Problem statement -
Reproduce the entire listing word for word.

□ □ □

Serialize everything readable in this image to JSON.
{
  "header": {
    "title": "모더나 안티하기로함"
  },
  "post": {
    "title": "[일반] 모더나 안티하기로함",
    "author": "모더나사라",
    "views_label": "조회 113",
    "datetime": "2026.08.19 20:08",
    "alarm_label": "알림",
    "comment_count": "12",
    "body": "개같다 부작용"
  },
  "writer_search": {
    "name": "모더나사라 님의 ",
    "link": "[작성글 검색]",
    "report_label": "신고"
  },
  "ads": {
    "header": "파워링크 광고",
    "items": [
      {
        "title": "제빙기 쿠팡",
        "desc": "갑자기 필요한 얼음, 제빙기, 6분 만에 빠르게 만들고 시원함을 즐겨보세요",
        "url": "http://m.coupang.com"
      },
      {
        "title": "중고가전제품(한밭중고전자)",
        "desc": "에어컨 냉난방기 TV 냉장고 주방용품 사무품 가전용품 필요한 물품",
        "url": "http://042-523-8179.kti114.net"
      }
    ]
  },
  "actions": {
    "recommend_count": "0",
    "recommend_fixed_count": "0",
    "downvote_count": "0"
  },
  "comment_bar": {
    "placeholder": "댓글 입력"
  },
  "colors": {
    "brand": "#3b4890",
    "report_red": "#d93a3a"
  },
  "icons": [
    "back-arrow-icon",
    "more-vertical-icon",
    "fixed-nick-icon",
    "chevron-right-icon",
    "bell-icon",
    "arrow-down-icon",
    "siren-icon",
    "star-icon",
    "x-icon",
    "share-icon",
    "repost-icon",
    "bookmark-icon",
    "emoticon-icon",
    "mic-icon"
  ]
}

□ □ □

The solution -
Serialize everything readable in this image to JSON.
{
  "header": {
    "title": "모더나 안티하기로함"
  },
  "post": {
    "title": "[일반] 모더나 안티하기로함",
    "author": "모더나사라",
    "views_label": "조회 113",
    "datetime": "2026.08.19 20:08",
    "alarm_label": "알림",
    "comment_count": "12",
    "body": "개같다 부작용"
  },
  "writer_search": {
    "name": "모더나사라 님의 ",
    "link": "[작성글 검색]",
    "report_label": "신고"
  },
  "ads": {
    "header": "파워링크 광고",
    "items": [
      {
        "title": "제빙기 쿠팡",
        "desc": "갑자기 필요한 얼음, 제빙기, 6분 만에 빠르게 만들고 시원함을 즐겨보세요",
        "url": "http://m.coupang.com"
      },
      {
        "title": "중고가전제품(한밭중고전자)",
        "desc": "에어컨 냉난방기 TV 냉장고 주방용품 사무품 가전용품 필요한 물품",
        "url": "http://042-523-8179.kti114.net"
      }
    ]
  },
  "actions": {
    "recommend_count": "0",
    "recommend_fixed_count": "0",
    "downvote_count": "0"
  },
  "comment_bar": {
    "placeholder": "댓글 입력"
  },
  "colors": {
    "brand": "#3b4890",
    "report_red": "#d93a3a"
  },
  "icons": [
    "back-arrow-icon",
    "more-vertical-icon",
    "fixed-nick-icon",
    "chevron-right-icon",
    "bell-icon",
    "arrow-down-icon",
    "siren-icon",
    "star-icon",
    "x-icon",
    "share-icon",
    "repost-icon",
    "bookmark-icon",
    "emoticon-icon",
    "mic-icon"
  ]
}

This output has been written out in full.